● PROBLEM TO SOLVE: Look through the data below. Pick out the lines holding the string "Adison".

Collected data:

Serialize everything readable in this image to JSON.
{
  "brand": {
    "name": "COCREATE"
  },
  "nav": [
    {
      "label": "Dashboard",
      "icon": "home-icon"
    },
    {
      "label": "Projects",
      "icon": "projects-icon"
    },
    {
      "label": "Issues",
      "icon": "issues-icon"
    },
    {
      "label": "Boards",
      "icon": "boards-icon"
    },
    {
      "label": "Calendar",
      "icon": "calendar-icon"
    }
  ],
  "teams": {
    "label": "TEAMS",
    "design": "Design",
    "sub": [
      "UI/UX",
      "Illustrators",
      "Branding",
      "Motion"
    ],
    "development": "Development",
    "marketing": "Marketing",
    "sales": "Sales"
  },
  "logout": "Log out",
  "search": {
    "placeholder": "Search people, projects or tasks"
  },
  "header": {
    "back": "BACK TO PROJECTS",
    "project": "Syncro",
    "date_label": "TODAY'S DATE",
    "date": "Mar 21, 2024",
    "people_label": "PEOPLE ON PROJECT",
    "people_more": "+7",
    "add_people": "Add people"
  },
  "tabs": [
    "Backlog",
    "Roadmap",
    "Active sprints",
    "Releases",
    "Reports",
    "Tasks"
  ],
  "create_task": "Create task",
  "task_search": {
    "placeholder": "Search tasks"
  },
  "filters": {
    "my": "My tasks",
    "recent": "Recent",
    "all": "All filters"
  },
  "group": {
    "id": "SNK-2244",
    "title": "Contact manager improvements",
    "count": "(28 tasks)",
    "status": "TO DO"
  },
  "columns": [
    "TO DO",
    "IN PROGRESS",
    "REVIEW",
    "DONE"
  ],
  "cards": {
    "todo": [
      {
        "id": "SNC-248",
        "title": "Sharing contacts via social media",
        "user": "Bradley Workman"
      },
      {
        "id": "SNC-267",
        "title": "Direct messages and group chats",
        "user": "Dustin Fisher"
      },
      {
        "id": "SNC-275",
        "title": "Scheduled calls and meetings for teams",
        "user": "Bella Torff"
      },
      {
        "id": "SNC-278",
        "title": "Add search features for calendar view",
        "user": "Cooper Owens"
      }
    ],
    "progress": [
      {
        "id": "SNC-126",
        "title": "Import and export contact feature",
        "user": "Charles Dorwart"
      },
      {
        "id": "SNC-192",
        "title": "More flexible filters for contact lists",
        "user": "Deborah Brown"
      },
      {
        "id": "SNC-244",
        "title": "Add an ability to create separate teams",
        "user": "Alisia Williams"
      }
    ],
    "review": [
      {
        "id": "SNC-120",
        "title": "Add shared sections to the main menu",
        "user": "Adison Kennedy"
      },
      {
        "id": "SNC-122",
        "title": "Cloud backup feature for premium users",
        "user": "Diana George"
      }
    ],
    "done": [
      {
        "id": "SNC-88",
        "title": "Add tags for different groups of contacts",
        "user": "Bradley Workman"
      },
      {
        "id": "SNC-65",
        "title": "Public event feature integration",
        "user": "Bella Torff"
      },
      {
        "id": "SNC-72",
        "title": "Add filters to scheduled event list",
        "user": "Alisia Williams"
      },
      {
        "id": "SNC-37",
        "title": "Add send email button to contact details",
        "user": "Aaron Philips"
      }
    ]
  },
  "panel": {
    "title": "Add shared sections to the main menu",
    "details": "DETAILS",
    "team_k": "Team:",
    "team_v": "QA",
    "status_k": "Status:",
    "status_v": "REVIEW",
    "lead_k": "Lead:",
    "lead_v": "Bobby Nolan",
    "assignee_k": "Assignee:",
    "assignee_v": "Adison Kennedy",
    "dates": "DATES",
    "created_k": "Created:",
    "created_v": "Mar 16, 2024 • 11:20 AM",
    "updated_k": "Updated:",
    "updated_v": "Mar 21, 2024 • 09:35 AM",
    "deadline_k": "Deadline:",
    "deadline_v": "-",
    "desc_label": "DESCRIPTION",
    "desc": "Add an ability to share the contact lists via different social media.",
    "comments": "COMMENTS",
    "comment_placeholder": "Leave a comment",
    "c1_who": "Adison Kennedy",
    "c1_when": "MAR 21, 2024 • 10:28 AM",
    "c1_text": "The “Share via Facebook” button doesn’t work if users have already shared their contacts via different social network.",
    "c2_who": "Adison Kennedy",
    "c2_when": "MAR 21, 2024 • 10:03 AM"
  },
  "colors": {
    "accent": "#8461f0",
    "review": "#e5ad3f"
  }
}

● FINAL RESULT:
        "user": "Adison Kennedy"
    "assignee_v": "Adison Kennedy",
    "c1_who": "Adison Kennedy",
    "c2_who": "Adison Kennedy",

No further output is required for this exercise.